- _THE EXERCISE_
Make an exact transcription of the material, leaving out all images.

START

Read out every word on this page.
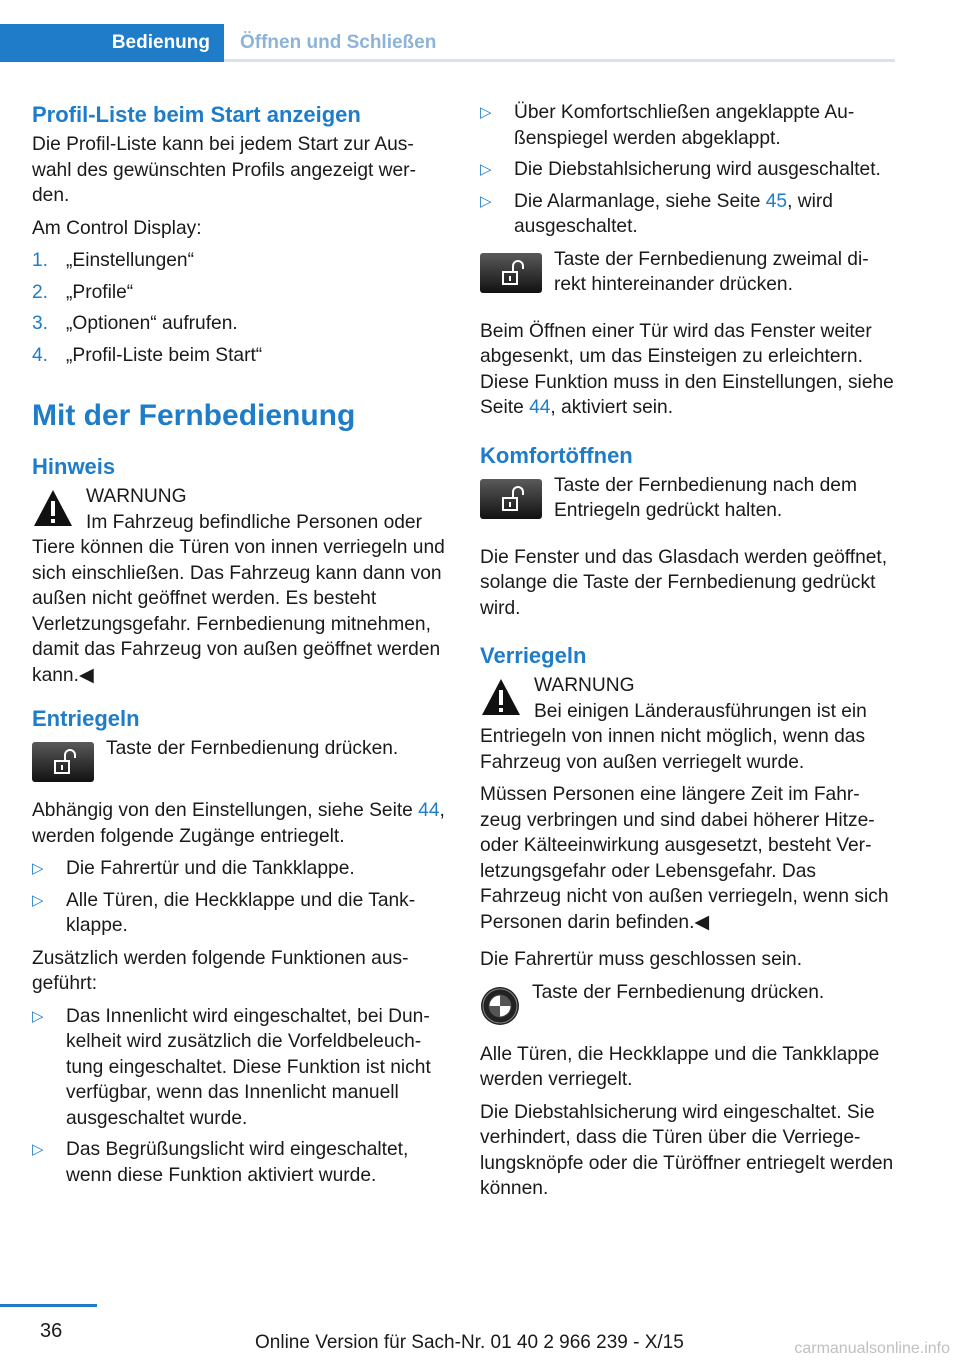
Bedienung	Öffnen und Schließen
Profil-Liste beim Start anzeigen

Die Profil-Liste kann bei jedem Start zur Auswahl des gewünschten Profils angezeigt werden.

Am Control Display:

1. „Einstellungen“
2. „Profile“
3. „Optionen“ aufrufen.
4. „Profil-Liste beim Start“
Mit der Fernbedienung
Hinweis

WARNUNG

Im Fahrzeug befindliche Personen oder Tiere können die Türen von innen verriegeln und sich einschließen. Das Fahrzeug kann dann von außen nicht geöffnet werden. Es besteht Verletzungsgefahr. Fernbedienung mitnehmen, damit das Fahrzeug von außen geöffnet werden kann.◀

Entriegeln

Taste der Fernbedienung drücken.

Abhängig von den Einstellungen, siehe Seite 44, werden folgende Zugänge entriegelt.

▷ Die Fahrertür und die Tankklappe.
▷ Alle Türen, die Heckklappe und die Tankklappe.

Zusätzlich werden folgende Funktionen ausgeführt:

▷ Das Innenlicht wird eingeschaltet, bei Dunkelheit wird zusätzlich die Vorfeldbeleuchtung eingeschaltet. Diese Funktion ist nicht verfügbar, wenn das Innenlicht manuell ausgeschaltet wurde.
▷ Das Begrüßungslicht wird eingeschaltet, wenn diese Funktion aktiviert wurde.
▷ Über Komfortschließen angeklappte Außenspiegel werden abgeklappt.
▷ Die Diebstahlsicherung wird ausgeschaltet.
▷ Die Alarmanlage, siehe Seite 45, wird ausgeschaltet.

Taste der Fernbedienung zweimal direkt hintereinander drücken.

Beim Öffnen einer Tür wird das Fenster weiter abgesenkt, um das Einsteigen zu erleichtern. Diese Funktion muss in den Einstellungen, siehe Seite 44, aktiviert sein.

Komfortöffnen

Taste der Fernbedienung nach dem Entriegeln gedrückt halten.

Die Fenster und das Glasdach werden geöffnet, solange die Taste der Fernbedienung gedrückt wird.

Verriegeln

WARNUNG

Bei einigen Länderausführungen ist ein Entriegeln von innen nicht möglich, wenn das Fahrzeug von außen verriegelt wurde.

Müssen Personen eine längere Zeit im Fahrzeug verbringen und sind dabei höherer Hitze- oder Kälteeinwirkung ausgesetzt, besteht Verletzungsgefahr oder Lebensgefahr. Das Fahrzeug nicht von außen verriegeln, wenn sich Personen darin befinden.◀

Die Fahrertür muss geschlossen sein.

Taste der Fernbedienung drücken.

Alle Türen, die Heckklappe und die Tankklappe werden verriegelt.

Die Diebstahlsicherung wird eingeschaltet. Sie verhindert, dass die Türen über die Verriegelungsknöpfe oder die Türöffner entriegelt werden können.

36
Online Version für Sach-Nr. 01 40 2 966 239 - X/15	carmanualsonline.info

END

- _SOLUTION TO THIS EXERCISE_
Read out every word on this page.
Bedienung	Öffnen und Schließen
Profil-Liste beim Start anzeigen

Die Profil-Liste kann bei jedem Start zur Auswahl des gewünschten Profils angezeigt werden.

Am Control Display:

1. „Einstellungen“
2. „Profile“
3. „Optionen“ aufrufen.
4. „Profil-Liste beim Start“
Mit der Fernbedienung
Hinweis

WARNUNG

Im Fahrzeug befindliche Personen oder Tiere können die Türen von innen verriegeln und sich einschließen. Das Fahrzeug kann dann von außen nicht geöffnet werden. Es besteht Verletzungsgefahr. Fernbedienung mitnehmen, damit das Fahrzeug von außen geöffnet werden kann.◀

Entriegeln

Taste der Fernbedienung drücken.

Abhängig von den Einstellungen, siehe Seite 44, werden folgende Zugänge entriegelt.

▷ Die Fahrertür und die Tankklappe.
▷ Alle Türen, die Heckklappe und die Tankklappe.

Zusätzlich werden folgende Funktionen ausgeführt:

▷ Das Innenlicht wird eingeschaltet, bei Dunkelheit wird zusätzlich die Vorfeldbeleuchtung eingeschaltet. Diese Funktion ist nicht verfügbar, wenn das Innenlicht manuell ausgeschaltet wurde.
▷ Das Begrüßungslicht wird eingeschaltet, wenn diese Funktion aktiviert wurde.
▷ Über Komfortschließen angeklappte Außenspiegel werden abgeklappt.
▷ Die Diebstahlsicherung wird ausgeschaltet.
▷ Die Alarmanlage, siehe Seite 45, wird ausgeschaltet.

Taste der Fernbedienung zweimal direkt hintereinander drücken.

Beim Öffnen einer Tür wird das Fenster weiter abgesenkt, um das Einsteigen zu erleichtern. Diese Funktion muss in den Einstellungen, siehe Seite 44, aktiviert sein.

Komfortöffnen

Taste der Fernbedienung nach dem Entriegeln gedrückt halten.

Die Fenster und das Glasdach werden geöffnet, solange die Taste der Fernbedienung gedrückt wird.

Verriegeln

WARNUNG

Bei einigen Länderausführungen ist ein Entriegeln von innen nicht möglich, wenn das Fahrzeug von außen verriegelt wurde.

Müssen Personen eine längere Zeit im Fahrzeug verbringen und sind dabei höherer Hitze- oder Kälteeinwirkung ausgesetzt, besteht Verletzungsgefahr oder Lebensgefahr. Das Fahrzeug nicht von außen verriegeln, wenn sich Personen darin befinden.◀

Die Fahrertür muss geschlossen sein.

Taste der Fernbedienung drücken.

Alle Türen, die Heckklappe und die Tankklappe werden verriegelt.

Die Diebstahlsicherung wird eingeschaltet. Sie verhindert, dass die Türen über die Verriegelungsknöpfe oder die Türöffner entriegelt werden können.

36
Online Version für Sach-Nr. 01 40 2 966 239 - X/15	carmanualsonline.info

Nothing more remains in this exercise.